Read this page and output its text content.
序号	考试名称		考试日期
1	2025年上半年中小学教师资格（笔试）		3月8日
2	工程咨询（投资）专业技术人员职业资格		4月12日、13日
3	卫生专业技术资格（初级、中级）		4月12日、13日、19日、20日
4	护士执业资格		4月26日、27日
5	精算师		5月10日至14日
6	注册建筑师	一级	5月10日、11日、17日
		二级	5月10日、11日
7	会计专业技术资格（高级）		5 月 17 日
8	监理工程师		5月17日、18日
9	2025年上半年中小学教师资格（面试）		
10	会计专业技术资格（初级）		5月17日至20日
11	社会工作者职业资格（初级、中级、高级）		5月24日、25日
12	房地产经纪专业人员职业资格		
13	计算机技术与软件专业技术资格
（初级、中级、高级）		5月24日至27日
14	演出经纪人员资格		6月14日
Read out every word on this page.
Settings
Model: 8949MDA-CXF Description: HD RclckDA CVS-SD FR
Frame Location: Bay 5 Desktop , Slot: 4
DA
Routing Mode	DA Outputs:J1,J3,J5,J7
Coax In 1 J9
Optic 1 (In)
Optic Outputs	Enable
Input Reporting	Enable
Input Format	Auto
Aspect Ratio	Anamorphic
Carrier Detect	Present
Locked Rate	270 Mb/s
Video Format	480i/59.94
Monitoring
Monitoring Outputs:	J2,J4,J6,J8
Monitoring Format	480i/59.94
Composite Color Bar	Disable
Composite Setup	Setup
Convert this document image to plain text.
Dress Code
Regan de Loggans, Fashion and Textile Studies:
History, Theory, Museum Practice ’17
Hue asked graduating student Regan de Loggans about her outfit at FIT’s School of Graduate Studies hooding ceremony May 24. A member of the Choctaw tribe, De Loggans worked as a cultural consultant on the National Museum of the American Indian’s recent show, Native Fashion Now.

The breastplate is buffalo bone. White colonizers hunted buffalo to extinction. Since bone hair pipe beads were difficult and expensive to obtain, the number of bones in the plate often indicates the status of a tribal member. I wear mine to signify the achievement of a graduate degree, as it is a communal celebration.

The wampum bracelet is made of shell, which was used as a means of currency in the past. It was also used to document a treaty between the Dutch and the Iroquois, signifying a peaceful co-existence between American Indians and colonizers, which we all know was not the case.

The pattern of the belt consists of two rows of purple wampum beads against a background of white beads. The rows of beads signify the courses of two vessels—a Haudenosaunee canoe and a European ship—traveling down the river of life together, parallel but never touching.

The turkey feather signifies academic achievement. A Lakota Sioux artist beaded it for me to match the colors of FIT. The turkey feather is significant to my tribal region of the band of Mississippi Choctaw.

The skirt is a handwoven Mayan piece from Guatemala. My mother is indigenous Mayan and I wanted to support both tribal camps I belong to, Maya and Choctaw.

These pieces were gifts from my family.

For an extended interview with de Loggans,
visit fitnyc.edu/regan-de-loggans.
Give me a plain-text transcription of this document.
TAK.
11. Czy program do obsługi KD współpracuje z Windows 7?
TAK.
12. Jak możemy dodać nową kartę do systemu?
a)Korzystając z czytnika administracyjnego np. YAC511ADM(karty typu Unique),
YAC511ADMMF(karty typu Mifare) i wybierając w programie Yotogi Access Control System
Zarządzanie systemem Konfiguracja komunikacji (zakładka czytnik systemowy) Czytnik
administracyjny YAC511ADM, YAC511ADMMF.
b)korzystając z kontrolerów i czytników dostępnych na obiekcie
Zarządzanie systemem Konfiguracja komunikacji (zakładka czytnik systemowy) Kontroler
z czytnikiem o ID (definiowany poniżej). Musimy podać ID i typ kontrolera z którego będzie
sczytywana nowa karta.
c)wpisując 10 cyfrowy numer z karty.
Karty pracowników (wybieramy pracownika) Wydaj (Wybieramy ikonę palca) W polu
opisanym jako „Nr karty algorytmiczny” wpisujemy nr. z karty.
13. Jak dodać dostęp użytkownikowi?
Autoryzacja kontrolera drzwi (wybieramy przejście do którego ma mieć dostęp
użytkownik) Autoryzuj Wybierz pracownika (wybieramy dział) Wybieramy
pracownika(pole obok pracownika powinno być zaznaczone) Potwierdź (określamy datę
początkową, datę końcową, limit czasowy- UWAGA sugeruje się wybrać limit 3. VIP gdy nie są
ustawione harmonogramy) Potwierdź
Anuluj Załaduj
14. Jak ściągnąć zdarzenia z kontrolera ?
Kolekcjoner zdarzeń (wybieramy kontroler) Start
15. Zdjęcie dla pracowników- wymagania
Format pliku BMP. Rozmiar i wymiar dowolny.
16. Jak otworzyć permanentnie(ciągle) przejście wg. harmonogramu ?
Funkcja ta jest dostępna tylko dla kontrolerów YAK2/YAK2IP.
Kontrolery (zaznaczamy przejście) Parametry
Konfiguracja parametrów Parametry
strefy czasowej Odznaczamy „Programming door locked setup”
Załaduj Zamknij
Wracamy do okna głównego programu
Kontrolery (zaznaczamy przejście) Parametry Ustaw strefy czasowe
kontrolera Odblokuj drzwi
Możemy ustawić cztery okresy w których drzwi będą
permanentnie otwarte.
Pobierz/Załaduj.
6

#### What is expected
Pull out every line above that holds the word "Kontrolery".

#### Problem solution
Kontrolery (zaznaczamy przejście) Parametry
Kontrolery (zaznaczamy przejście) Parametry Ustaw strefy czasowe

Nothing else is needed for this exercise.